▶ **Page text**
Start

# Data preparation

## Setup

In [None]:
from datetime import datetime
import glob
import os

import pandas as pd
import yfinance as yf

In [None]:
today = datetime.today().strftime("%Y-%m-%d")

## Bitcoin

In [None]:
# Match the path of the downloaded raw CSV (yfinance only has BTC data since 2014)
raw_btc_path = glob.glob(os.path.expanduser("~/Downloads/bitcoin_2010-07-22*.csv"))[0]

In [None]:
# Read raw CSV as df and show it
df_btc = pd.read_csv(raw_btc_path)
df_btc

In [None]:
# Reverse the order of the rows
df_btc = df_btc[::-1].copy()

In [None]:
# Remove irrelevant columns, and rename the remaining
df_btc.drop(columns=["End", "Volume", "Market Cap"], inplace=True)
df_btc.rename(columns={"Start": "date", "Open": "open", "High": "high", "Low": "low", "Close": "close"}, inplace=True)

In [None]:
# Check the data type of each column
df_btc.dtypes

In [None]:
# Check if the data type of each column is consistent across all rows
df_btc.map(type).nunique() == 1

In [None]:
# Check for null values in each column
df_btc.isna().sum()

In [None]:
# Check for zero values in each column
(df_btc == 0).sum()

In [None]:
# Check if dates progress correctly (without skipped or duplicated dates)
df_btc["date"] = pd.to_datetime(df_btc["date"])
date_diff = df_btc["date"].diff().dropna()
(date_diff == pd.Timedelta(days=1)).all()

In [None]:
# Reset index and show final df
df_btc.reset_index(drop=True, inplace=True)
df_btc

In [None]:
# Export final df
df_btc.to_csv("../data/BTC.csv", index=False)

### Dataset basic info

In [None]:
# First and last entries
pd.concat([df_btc.head(1), df_btc.tail(1)])

In [None]:
df_btc.describe().T

In [None]:
# How many trading days per year on average
days_per_year = df_btc[~df_btc.index.year.isin([2024, 2010])].index.year.value_counts()
days_per_year.mean().round(2)

## S&P 500

In [None]:
# Get df from yfinance API and show it
df_sp500 = yf.download("^GSPC", start="2010-01-01", end=today)
df_sp500

In [None]:
# Export the df as raw CSV file
raw_sp500_path = os.path.expanduser("~/Downloads/SP500.csv")
df_sp500.to_csv(raw_sp500_path, index=True)

In [None]:
# Remove irrelevant columns, and rename the index and remaining columns
df_sp500.drop(columns=["Adj Close", "Volume"], inplace=True)
df_sp500.rename_axis("date", inplace=True)
df_sp500.rename(columns={"Open": "open", "High": "high", "Low": "low", "Close": "close"}, inplace=True)

In [None]:
# Check the data type of each column
df_sp500.dtypes

In [None]:
# Check if the data type of each column is consistent across all rows
df_sp500.map(type).nunique() == 1

In [None]:
# Check for null values in each column
df_sp500.isna().sum()

In [None]:
# Check for zero values in each column
(df_sp500 == 0).sum()

In [None]:
# Check for duplicated dates
df_sp500.index.duplicated().any()

In [None]:
# Show final df
df_sp500

In [None]:
# Export final df
df_sp500.to_csv("../data/SP500.csv", index=True)

### Dataset basic info

In [None]:
# First and last entries
pd.concat([df_sp500.head(1), df_sp500.tail(1)])

In [None]:
df_sp500.describe().T

In [None]:
# How many trading days per year on average
days_per_year = df_sp500[df_sp500.index.year != 2024].index.year.value_counts()
days_per_year.mean().round(2)

End

▶ **Supplied records**
Start

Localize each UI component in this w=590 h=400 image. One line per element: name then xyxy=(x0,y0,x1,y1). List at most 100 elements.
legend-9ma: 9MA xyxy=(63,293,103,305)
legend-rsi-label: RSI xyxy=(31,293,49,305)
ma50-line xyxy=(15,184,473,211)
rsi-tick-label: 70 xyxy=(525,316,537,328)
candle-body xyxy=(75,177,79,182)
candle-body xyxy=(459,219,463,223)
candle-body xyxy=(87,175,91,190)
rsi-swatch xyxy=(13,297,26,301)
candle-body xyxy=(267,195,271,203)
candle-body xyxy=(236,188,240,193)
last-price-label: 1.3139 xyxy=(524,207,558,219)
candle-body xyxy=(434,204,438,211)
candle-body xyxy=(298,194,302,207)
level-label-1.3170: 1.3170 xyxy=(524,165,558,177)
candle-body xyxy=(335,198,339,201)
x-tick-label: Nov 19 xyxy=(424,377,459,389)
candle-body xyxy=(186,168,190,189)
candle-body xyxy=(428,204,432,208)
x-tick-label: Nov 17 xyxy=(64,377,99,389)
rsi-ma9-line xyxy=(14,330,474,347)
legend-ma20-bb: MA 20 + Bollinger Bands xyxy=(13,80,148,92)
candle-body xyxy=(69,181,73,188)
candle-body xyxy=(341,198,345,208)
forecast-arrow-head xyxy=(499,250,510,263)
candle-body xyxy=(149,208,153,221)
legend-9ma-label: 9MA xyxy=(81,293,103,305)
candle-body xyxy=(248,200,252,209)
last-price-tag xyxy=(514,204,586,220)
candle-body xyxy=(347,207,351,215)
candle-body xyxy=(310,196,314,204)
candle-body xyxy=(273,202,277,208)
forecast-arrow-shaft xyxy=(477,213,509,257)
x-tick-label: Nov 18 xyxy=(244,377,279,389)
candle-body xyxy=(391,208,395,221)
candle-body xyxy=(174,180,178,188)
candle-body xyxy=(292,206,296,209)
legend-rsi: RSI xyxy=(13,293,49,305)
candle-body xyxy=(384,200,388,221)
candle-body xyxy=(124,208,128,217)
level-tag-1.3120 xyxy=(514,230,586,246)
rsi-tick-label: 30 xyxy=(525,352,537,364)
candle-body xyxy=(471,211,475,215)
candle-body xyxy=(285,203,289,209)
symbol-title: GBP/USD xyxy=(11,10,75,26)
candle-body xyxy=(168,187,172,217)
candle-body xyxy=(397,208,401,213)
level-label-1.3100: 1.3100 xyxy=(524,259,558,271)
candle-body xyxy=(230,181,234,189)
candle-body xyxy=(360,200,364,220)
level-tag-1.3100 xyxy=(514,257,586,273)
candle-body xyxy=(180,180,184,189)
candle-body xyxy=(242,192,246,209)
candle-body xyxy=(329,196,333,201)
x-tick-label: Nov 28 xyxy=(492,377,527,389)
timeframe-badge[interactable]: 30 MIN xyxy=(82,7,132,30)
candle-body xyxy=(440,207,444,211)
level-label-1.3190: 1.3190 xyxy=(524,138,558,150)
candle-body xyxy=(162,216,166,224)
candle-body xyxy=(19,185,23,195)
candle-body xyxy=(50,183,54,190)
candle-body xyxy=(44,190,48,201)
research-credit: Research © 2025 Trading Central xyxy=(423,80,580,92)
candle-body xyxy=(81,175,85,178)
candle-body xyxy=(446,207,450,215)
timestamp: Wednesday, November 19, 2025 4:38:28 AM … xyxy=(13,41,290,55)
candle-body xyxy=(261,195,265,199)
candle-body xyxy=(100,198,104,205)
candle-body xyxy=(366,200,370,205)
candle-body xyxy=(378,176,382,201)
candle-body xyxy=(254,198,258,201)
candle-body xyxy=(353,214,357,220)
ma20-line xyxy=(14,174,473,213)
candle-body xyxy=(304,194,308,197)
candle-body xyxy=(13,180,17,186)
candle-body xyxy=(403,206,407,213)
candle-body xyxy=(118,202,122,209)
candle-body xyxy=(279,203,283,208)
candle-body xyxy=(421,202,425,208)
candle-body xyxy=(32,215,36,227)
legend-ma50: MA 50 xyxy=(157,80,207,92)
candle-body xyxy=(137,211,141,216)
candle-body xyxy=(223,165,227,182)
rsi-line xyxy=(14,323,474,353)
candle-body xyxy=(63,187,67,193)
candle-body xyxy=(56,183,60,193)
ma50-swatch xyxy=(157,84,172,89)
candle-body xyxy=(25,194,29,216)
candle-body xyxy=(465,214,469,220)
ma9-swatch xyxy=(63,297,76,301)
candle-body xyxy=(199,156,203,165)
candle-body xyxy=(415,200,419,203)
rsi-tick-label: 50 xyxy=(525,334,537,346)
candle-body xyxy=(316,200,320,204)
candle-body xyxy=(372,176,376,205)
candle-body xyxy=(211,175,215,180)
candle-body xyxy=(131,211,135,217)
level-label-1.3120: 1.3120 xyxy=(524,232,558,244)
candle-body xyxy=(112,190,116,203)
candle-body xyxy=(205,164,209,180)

End

▶ **Brief 1**
Answer from the notebook:
(a) To which path is the final Bitcoin data exported?
(b) Which ticker symbol is passed to yf.download?
(c) Which two columns are dropped from the S&P 500 data?
▶ **Brief 2**
Change "Localize" to "Locate" in the entries. Begin at their first line, stop after the line that has "rsi-tick-label: 70 xyxy=(525,316,537,328)", and leave everything else in those lines unchanged.
These entries have no connection to the notebook.

▶ **Task output 1**
(a) ../data/BTC.csv
(b) ^GSPC
(c) "Adj Close" and "Volume"

▶ **Task output 2**
Locate each UI component in this w=590 h=400 image. One line per element: name then xyxy=(x0,y0,x1,y1). List at most 100 elements.
legend-9ma: 9MA xyxy=(63,293,103,305)
legend-rsi-label: RSI xyxy=(31,293,49,305)
ma50-line xyxy=(15,184,473,211)
rsi-tick-label: 70 xyxy=(525,316,537,328)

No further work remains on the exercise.